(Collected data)

::::::::

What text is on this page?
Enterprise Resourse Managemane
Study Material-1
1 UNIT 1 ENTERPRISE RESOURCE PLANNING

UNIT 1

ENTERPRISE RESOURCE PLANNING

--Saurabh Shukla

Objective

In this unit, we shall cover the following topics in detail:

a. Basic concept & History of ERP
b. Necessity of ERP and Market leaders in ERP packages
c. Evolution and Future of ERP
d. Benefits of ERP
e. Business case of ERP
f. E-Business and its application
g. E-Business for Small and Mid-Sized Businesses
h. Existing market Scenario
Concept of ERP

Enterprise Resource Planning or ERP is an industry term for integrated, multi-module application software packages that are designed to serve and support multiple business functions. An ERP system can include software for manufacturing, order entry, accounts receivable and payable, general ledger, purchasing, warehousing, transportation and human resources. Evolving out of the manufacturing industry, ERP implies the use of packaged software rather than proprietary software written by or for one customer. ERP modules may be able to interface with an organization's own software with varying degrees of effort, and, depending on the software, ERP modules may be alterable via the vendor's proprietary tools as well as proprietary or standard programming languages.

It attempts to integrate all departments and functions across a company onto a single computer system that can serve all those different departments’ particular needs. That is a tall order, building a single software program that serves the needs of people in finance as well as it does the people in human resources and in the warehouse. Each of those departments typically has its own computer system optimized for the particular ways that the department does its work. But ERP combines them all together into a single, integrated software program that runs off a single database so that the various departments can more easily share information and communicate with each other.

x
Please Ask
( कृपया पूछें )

::::::::

> Set exercise
Every line above that contains the word "this" should be reported.

> Problem solution
What text is on this page?
In this unit, we shall cover the following topics in detail:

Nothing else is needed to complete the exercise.